Objective: Pull every line of the material below and reproduce each one word for word, leaving nothing out or changed.

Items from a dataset
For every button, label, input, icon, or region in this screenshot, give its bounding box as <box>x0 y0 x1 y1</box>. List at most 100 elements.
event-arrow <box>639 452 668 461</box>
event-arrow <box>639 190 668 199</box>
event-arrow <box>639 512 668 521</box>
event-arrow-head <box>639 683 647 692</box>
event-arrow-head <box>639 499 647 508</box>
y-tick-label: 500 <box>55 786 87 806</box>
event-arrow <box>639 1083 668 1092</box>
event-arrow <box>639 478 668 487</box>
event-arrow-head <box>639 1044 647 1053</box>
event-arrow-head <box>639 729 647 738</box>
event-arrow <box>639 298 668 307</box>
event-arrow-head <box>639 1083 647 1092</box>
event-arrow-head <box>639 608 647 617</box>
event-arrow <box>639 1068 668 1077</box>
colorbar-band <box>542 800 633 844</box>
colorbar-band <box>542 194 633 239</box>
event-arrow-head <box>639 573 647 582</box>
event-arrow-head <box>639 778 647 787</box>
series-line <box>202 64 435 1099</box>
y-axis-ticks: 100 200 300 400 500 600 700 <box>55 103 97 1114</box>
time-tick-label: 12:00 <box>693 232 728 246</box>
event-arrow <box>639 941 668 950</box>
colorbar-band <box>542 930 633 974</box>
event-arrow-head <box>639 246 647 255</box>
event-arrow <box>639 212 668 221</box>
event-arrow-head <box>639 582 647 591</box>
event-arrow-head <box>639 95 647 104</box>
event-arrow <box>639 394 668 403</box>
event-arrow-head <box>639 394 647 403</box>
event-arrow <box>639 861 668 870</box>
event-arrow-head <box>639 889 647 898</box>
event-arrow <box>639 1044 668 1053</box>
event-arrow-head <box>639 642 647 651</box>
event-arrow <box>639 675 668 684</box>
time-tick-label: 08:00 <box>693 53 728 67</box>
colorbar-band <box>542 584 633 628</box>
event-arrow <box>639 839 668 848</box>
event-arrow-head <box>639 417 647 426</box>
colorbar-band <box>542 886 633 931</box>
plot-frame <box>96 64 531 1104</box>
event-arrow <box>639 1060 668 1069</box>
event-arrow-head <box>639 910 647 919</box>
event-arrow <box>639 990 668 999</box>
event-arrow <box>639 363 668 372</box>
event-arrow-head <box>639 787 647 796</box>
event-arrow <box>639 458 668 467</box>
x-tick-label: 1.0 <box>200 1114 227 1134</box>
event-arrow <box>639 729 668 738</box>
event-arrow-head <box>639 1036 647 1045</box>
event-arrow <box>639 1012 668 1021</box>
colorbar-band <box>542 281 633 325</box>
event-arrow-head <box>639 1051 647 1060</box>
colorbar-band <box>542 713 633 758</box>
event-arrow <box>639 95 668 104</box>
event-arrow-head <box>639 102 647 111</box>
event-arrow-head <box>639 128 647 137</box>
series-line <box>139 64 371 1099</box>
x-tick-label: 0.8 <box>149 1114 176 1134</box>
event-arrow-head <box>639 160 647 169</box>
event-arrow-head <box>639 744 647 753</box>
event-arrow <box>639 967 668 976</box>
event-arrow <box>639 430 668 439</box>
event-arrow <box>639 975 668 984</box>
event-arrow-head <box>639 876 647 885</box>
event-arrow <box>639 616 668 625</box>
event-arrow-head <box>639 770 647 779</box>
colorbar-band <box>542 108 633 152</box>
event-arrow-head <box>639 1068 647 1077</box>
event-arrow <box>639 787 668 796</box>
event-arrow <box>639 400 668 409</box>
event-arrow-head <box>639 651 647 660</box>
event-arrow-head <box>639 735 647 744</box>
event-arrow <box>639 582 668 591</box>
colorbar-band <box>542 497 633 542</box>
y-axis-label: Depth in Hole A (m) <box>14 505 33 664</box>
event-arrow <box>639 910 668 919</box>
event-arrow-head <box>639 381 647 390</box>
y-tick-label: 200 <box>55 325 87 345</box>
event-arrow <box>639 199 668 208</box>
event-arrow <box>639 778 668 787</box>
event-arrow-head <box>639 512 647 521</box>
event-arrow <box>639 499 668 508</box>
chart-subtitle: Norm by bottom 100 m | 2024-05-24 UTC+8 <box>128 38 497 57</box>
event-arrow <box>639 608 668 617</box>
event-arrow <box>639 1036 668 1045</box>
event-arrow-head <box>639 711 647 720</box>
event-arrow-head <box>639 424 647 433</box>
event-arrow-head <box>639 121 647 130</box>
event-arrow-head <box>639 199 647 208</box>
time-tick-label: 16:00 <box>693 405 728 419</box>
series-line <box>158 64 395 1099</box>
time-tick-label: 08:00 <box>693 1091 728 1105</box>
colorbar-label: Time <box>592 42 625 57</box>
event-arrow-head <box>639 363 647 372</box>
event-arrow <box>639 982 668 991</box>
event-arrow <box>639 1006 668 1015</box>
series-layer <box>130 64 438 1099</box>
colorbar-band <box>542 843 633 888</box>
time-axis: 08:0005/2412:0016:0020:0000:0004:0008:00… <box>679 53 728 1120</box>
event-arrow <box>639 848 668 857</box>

The response:
For every button, label, input, icon, or region in this screenshot, give its bounding box as <box>x0 y0 x1 y1</box>. List at most 100 elements.
event-arrow <box>639 452 668 461</box>
event-arrow <box>639 190 668 199</box>
event-arrow <box>639 512 668 521</box>
event-arrow-head <box>639 683 647 692</box>
event-arrow-head <box>639 499 647 508</box>
y-tick-label: 500 <box>55 786 87 806</box>
event-arrow <box>639 1083 668 1092</box>
event-arrow <box>639 478 668 487</box>
event-arrow-head <box>639 1044 647 1053</box>
event-arrow-head <box>639 729 647 738</box>
event-arrow <box>639 298 668 307</box>
event-arrow-head <box>639 1083 647 1092</box>
event-arrow-head <box>639 608 647 617</box>
event-arrow <box>639 1068 668 1077</box>
colorbar-band <box>542 800 633 844</box>
colorbar-band <box>542 194 633 239</box>
event-arrow-head <box>639 573 647 582</box>
event-arrow-head <box>639 778 647 787</box>
series-line <box>202 64 435 1099</box>
y-axis-ticks: 100 200 300 400 500 600 700 <box>55 103 97 1114</box>
time-tick-label: 12:00 <box>693 232 728 246</box>
event-arrow <box>639 941 668 950</box>
colorbar-band <box>542 930 633 974</box>
event-arrow-head <box>639 246 647 255</box>
event-arrow <box>639 212 668 221</box>
event-arrow-head <box>639 582 647 591</box>
event-arrow-head <box>639 95 647 104</box>
event-arrow <box>639 394 668 403</box>
event-arrow-head <box>639 394 647 403</box>
event-arrow <box>639 861 668 870</box>
event-arrow-head <box>639 889 647 898</box>
event-arrow <box>639 1044 668 1053</box>
event-arrow-head <box>639 642 647 651</box>
event-arrow <box>639 675 668 684</box>
time-tick-label: 08:00 <box>693 53 728 67</box>
colorbar-band <box>542 584 633 628</box>
event-arrow <box>639 839 668 848</box>
event-arrow-head <box>639 417 647 426</box>
colorbar-band <box>542 886 633 931</box>
plot-frame <box>96 64 531 1104</box>
event-arrow <box>639 1060 668 1069</box>
event-arrow-head <box>639 910 647 919</box>
event-arrow <box>639 990 668 999</box>
event-arrow <box>639 363 668 372</box>
event-arrow-head <box>639 787 647 796</box>
event-arrow <box>639 458 668 467</box>
x-tick-label: 1.0 <box>200 1114 227 1134</box>
event-arrow <box>639 729 668 738</box>
event-arrow-head <box>639 1036 647 1045</box>
event-arrow <box>639 1012 668 1021</box>
colorbar-band <box>542 281 633 325</box>
event-arrow-head <box>639 1051 647 1060</box>
colorbar-band <box>542 713 633 758</box>
event-arrow <box>639 95 668 104</box>
event-arrow-head <box>639 102 647 111</box>
event-arrow-head <box>639 128 647 137</box>
series-line <box>139 64 371 1099</box>
x-tick-label: 0.8 <box>149 1114 176 1134</box>
event-arrow-head <box>639 160 647 169</box>
event-arrow-head <box>639 744 647 753</box>
event-arrow <box>639 967 668 976</box>
event-arrow <box>639 430 668 439</box>
event-arrow <box>639 975 668 984</box>
event-arrow-head <box>639 876 647 885</box>
event-arrow <box>639 616 668 625</box>
event-arrow-head <box>639 770 647 779</box>
colorbar-band <box>542 108 633 152</box>
event-arrow-head <box>639 1068 647 1077</box>
event-arrow <box>639 787 668 796</box>
event-arrow <box>639 400 668 409</box>
event-arrow-head <box>639 651 647 660</box>
event-arrow-head <box>639 735 647 744</box>
event-arrow <box>639 582 668 591</box>
colorbar-band <box>542 497 633 542</box>
y-axis-label: Depth in Hole A (m) <box>14 505 33 664</box>
event-arrow <box>639 910 668 919</box>
event-arrow-head <box>639 381 647 390</box>
y-tick-label: 200 <box>55 325 87 345</box>
event-arrow <box>639 199 668 208</box>
event-arrow <box>639 778 668 787</box>
event-arrow-head <box>639 512 647 521</box>
event-arrow <box>639 499 668 508</box>
chart-subtitle: Norm by bottom 100 m | 2024-05-24 UTC+8 <box>128 38 497 57</box>
event-arrow <box>639 608 668 617</box>
event-arrow <box>639 1036 668 1045</box>
event-arrow-head <box>639 711 647 720</box>
event-arrow-head <box>639 424 647 433</box>
event-arrow-head <box>639 121 647 130</box>
event-arrow-head <box>639 199 647 208</box>
time-tick-label: 16:00 <box>693 405 728 419</box>
series-line <box>158 64 395 1099</box>
time-tick-label: 08:00 <box>693 1091 728 1105</box>
colorbar-label: Time <box>592 42 625 57</box>
event-arrow-head <box>639 363 647 372</box>
event-arrow <box>639 982 668 991</box>
event-arrow <box>639 1006 668 1015</box>
series-layer <box>130 64 438 1099</box>
colorbar-band <box>542 843 633 888</box>
time-axis: 08:0005/2412:0016:0020:0000:0004:0008:00… <box>679 53 728 1120</box>
event-arrow <box>639 848 668 857</box>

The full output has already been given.